With the unveiling of Google’s RDFa support and discussions from the UK’s Central Office of Information around using RDFa in their job sites, there has certainly been a lot of coverage of RDFa and Linked Data over the past few days.

Google’s announcement feels a bit limp, hidden as it is in the webmasters’ tools. To read their own description of “Rich Snippets,” you’d think they were little more than an additional piece in the armory of SEO’s and content editors, giving them the ability to flag reviews and products on their pages. The real excitement, as Tim O’Reilly mentioned, is that this is Google’s first active support for explicit information. A site can now state: “We give this widget 4 stars out of 5, it costs £100, and our CEO is Joe Bloggs.” That’s fantastic!

I wonder if we tend to miss the importance of explicit statements, because we default to googleing for something and hoping the first page or so of results will contain the answer. I can very swiftly find “reviews” for a Logitech Mouse, for example; but I still have to go through the reviews and find what they said. I might be lucky if Google shows me the result within the site description, but I’m much more likely to need to follow my own lead after Google serves me up a bunch of links to follow. This lets sites explicitely surface an (admittedly currently woefully limited) amount of their own data. It makes much more sense for finding what you’re actually after without needing to disambiguate yourself. It feels like a step in the right direction. It leaves me personally wishing Google would open it right out and support full vocabularies, but I’m glad for this initial offering.

Alongside Google, the Central Office of Information seems to be taking a much more webby approach to Linked Data, by supporting FoaF and other public vocabularies. Mark Birbeck explains:

To facilitate this we set up an open source project called argot-hub, with a wiki, issue-tracking system and associated discussion lists.

LISTING:
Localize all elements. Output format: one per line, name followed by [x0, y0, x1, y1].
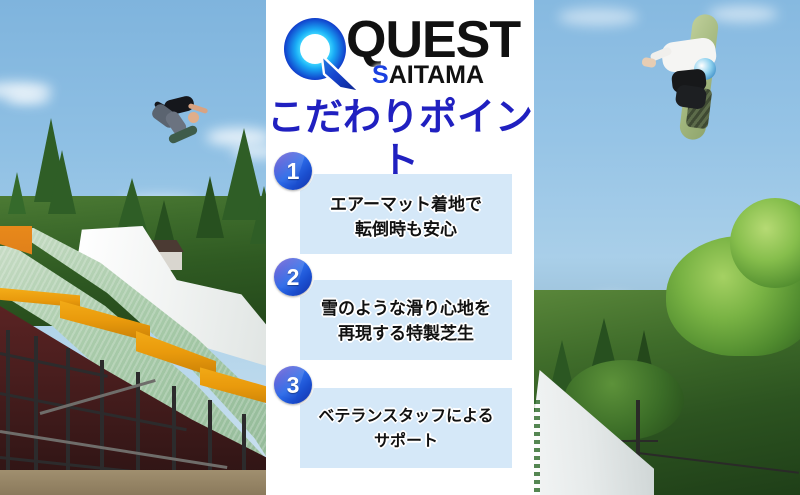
feature-badge-number-1: 1 — [274, 152, 312, 190]
photo-left-snowboarder-ramp — [0, 0, 266, 495]
cloud-shape — [558, 8, 638, 26]
quest-saitama-logo: QUEST SAITAMA — [266, 8, 534, 92]
feature-text-3: ベテランスタッフによる サポート — [300, 404, 512, 454]
feature-item-3: 3 ベテランスタッフによる サポート — [266, 366, 534, 476]
conifer-tree — [250, 186, 266, 244]
logo-subtitle-rest: AITAMA — [389, 61, 484, 89]
conifer-tree — [196, 176, 224, 238]
scaffold-bar — [136, 372, 140, 480]
feature-line-3b: サポート — [300, 429, 512, 454]
scaffold-bar — [6, 330, 10, 470]
feature-badge-3: 3 — [274, 366, 312, 404]
feature-item-2: 2 雪のような滑り心地を 再現する特製芝生 — [266, 258, 534, 366]
feature-item-1: 1 エアーマット着地で 転倒時も安心 — [266, 152, 534, 258]
conifer-tree — [8, 172, 26, 214]
tarp-green-stripe — [534, 400, 540, 495]
logo-subtitle: SAITAMA — [372, 63, 484, 88]
feature-line-2b: 再現する特製芝生 — [300, 321, 512, 346]
feature-badge-1: 1 — [274, 152, 312, 190]
feature-line-2a: 雪のような滑り心地を — [300, 296, 512, 321]
feature-line-1a: エアーマット着地で — [300, 192, 512, 217]
scaffold-bar — [172, 386, 176, 482]
scaffold-bar — [100, 360, 104, 478]
ground-strip — [0, 470, 266, 495]
photo-right-snowboarder-air — [534, 0, 800, 495]
cloud-shape — [6, 92, 50, 104]
feature-line-3a: ベテランスタッフによる — [300, 404, 512, 429]
feature-badge-number-3: 3 — [274, 366, 312, 404]
feature-badge-number-2: 2 — [274, 258, 312, 296]
conifer-tree — [48, 150, 76, 214]
scaffold-bar — [34, 336, 38, 474]
rider-figure-left — [148, 92, 212, 148]
feature-line-1b: 転倒時も安心 — [300, 217, 512, 242]
q-logomark-icon — [284, 18, 346, 80]
info-panel: QUEST SAITAMA こだわりポイント 1 エアーマット着地で 転倒時も安… — [266, 0, 534, 495]
feature-badge-2: 2 — [274, 258, 312, 296]
feature-text-2: 雪のような滑り心地を 再現する特製芝生 — [300, 296, 512, 346]
logo-wordmark: QUEST — [346, 14, 520, 66]
feature-text-1: エアーマット着地で 転倒時も安心 — [300, 192, 512, 242]
rider-figure-right — [658, 14, 738, 144]
promo-banner: QUEST SAITAMA こだわりポイント 1 エアーマット着地で 転倒時も安… — [0, 0, 800, 495]
logo-subtitle-initial: S — [372, 61, 389, 89]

STATED GOAL: In the passage on RDFa and Linked Data, where is Google's announcement of its RDFa support hidden?

RESULT: In the webmasters' tools.